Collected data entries
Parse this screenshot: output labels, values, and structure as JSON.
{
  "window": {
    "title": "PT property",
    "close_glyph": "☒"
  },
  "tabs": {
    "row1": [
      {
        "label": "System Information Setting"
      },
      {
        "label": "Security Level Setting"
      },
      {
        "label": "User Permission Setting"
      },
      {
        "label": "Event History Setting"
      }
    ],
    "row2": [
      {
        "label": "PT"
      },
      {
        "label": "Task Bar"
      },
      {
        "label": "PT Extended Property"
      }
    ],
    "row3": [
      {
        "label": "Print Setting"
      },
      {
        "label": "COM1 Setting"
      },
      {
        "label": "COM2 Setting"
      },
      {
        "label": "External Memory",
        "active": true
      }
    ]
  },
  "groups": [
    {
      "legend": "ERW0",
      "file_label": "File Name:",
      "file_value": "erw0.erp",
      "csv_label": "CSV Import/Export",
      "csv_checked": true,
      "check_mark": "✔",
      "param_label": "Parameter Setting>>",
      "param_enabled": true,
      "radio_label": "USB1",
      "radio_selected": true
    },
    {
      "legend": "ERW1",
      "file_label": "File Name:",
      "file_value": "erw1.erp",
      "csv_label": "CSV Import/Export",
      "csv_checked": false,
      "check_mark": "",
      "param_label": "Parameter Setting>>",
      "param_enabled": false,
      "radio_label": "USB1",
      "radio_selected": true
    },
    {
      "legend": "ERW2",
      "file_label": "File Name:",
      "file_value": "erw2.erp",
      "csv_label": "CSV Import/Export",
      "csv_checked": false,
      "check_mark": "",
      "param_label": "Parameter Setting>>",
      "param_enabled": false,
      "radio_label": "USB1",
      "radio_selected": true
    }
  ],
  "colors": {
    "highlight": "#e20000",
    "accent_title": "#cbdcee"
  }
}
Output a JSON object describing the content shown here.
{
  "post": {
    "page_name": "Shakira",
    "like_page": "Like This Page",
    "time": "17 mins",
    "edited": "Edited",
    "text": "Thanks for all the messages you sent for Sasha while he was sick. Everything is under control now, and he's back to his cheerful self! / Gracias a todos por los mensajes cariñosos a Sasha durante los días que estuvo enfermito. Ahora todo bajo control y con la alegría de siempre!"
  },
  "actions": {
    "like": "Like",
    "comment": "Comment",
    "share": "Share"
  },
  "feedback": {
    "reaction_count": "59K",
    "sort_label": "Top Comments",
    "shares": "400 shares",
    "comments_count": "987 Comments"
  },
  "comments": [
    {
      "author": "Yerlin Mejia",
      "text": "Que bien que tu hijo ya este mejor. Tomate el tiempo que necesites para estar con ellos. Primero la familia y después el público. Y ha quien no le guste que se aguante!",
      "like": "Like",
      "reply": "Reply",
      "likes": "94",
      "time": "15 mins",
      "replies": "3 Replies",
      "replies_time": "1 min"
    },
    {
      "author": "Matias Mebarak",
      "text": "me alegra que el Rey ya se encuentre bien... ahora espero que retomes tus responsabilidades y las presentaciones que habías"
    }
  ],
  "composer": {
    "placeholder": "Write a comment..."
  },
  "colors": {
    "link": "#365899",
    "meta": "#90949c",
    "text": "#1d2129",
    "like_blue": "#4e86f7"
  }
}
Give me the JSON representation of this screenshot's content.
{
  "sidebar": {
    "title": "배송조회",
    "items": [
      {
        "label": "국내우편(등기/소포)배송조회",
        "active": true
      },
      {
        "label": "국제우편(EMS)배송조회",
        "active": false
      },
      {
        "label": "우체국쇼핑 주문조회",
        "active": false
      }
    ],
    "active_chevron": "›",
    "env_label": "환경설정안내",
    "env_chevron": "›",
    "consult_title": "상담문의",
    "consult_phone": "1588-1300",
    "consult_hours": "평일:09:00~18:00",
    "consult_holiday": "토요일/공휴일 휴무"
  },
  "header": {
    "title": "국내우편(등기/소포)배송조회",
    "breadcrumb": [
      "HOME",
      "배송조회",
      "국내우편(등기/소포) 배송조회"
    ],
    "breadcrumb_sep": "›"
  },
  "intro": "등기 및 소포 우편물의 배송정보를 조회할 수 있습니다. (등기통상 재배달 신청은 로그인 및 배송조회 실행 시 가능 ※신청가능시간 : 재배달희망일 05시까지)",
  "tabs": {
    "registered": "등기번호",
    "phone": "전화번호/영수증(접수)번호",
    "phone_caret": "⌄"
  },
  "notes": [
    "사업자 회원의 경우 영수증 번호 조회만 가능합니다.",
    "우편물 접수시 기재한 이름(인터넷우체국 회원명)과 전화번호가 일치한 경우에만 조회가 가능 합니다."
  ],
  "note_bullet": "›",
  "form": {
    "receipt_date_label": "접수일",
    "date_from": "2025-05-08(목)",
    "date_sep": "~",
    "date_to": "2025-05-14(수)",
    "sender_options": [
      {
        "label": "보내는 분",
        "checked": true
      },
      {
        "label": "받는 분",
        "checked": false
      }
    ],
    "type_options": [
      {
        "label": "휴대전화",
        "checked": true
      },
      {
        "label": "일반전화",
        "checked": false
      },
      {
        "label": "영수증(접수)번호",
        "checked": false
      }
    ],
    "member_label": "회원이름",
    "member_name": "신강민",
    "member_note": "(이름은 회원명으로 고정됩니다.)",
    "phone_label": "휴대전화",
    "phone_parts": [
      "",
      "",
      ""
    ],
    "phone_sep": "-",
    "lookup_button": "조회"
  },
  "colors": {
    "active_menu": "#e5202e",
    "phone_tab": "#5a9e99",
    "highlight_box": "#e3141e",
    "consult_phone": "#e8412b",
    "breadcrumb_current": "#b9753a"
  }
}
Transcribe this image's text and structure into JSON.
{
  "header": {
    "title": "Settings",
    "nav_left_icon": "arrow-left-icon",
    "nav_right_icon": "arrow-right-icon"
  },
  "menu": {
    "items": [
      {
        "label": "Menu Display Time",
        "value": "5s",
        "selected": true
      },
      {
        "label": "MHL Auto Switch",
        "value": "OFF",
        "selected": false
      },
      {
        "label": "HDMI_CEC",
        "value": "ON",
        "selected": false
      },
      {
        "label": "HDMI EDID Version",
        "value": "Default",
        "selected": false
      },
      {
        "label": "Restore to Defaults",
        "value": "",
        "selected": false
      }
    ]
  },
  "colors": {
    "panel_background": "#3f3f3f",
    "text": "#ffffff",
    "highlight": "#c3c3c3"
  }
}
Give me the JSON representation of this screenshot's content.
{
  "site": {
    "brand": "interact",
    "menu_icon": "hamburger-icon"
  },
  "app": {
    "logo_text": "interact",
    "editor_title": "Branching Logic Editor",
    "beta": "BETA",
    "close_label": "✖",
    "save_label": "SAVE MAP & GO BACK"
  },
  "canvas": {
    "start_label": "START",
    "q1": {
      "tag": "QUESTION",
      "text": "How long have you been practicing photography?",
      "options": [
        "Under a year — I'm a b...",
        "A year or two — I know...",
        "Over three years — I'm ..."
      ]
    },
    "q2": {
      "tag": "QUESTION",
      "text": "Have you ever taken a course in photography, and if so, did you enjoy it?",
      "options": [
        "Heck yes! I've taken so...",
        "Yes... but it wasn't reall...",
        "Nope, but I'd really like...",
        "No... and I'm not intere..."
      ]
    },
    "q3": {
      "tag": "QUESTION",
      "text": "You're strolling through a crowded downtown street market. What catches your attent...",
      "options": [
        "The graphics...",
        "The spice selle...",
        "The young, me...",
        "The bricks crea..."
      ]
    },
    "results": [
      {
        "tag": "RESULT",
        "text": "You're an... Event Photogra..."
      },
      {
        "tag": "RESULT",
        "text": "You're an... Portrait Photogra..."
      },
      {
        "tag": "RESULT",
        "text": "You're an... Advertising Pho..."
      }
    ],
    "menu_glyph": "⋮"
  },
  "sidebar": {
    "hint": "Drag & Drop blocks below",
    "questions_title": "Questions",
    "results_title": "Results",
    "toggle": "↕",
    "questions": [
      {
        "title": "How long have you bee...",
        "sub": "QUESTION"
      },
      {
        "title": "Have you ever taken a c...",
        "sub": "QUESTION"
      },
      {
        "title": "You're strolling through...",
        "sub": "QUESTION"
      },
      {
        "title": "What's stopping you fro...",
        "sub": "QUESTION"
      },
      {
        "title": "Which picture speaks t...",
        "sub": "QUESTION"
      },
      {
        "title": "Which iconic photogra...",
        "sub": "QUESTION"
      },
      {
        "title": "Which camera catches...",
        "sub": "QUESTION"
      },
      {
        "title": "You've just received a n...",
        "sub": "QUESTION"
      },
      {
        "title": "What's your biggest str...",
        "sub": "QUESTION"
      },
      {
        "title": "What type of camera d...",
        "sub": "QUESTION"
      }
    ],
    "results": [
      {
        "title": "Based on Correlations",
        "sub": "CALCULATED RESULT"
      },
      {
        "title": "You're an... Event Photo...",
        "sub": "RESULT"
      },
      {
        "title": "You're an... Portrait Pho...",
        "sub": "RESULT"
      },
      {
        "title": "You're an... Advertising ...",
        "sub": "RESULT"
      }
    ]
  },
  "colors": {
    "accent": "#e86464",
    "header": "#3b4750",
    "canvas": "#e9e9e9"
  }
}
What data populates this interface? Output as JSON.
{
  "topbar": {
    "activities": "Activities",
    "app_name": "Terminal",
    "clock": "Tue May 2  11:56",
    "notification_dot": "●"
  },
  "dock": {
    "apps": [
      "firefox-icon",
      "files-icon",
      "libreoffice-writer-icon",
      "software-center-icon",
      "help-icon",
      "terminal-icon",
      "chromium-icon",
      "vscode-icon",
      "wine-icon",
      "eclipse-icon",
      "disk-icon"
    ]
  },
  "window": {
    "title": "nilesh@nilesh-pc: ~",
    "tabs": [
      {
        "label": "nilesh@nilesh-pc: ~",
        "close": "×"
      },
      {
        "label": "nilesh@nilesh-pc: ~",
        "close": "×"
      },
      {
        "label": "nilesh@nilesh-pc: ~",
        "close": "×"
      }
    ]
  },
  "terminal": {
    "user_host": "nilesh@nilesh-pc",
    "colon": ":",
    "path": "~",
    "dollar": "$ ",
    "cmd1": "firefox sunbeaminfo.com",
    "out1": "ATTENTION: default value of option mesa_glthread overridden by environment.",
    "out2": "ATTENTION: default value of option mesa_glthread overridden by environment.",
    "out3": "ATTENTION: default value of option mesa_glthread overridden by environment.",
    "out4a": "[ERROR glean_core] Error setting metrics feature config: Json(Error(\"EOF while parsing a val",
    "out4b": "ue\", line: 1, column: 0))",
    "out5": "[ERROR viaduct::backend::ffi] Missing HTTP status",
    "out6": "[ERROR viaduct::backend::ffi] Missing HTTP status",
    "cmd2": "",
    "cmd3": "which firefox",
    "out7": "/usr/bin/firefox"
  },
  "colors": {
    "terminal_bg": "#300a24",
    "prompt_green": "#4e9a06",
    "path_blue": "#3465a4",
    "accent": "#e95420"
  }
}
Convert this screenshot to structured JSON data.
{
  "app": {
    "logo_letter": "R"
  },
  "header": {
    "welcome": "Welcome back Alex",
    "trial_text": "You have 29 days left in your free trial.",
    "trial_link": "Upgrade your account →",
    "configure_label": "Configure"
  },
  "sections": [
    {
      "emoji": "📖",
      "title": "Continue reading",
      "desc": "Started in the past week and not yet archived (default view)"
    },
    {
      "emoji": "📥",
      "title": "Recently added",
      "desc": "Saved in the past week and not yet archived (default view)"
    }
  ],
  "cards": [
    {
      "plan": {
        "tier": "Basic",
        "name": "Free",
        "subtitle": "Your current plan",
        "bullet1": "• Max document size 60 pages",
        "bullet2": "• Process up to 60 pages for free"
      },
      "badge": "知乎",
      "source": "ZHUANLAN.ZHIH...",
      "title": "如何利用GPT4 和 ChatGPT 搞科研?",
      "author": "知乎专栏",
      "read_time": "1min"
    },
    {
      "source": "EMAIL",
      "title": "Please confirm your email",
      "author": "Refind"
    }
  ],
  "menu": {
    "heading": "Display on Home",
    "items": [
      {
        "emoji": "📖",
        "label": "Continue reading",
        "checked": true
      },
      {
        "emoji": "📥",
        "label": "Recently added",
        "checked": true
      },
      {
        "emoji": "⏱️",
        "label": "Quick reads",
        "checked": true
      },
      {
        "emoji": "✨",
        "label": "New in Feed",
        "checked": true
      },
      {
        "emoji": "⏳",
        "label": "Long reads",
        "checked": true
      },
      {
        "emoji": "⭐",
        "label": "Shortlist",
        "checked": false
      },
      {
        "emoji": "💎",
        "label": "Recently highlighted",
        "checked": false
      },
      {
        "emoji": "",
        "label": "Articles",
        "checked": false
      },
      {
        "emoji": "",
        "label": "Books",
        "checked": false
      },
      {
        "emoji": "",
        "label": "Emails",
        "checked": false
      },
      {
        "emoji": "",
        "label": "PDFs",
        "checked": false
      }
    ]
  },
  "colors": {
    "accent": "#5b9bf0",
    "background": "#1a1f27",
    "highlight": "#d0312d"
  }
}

Do this | In the entries above, find every line with the word "through" and list it.

Response to the task |
      "text": "You're strolling through a crowded downtown street market. What catches your attent...",
        "title": "You're strolling through...",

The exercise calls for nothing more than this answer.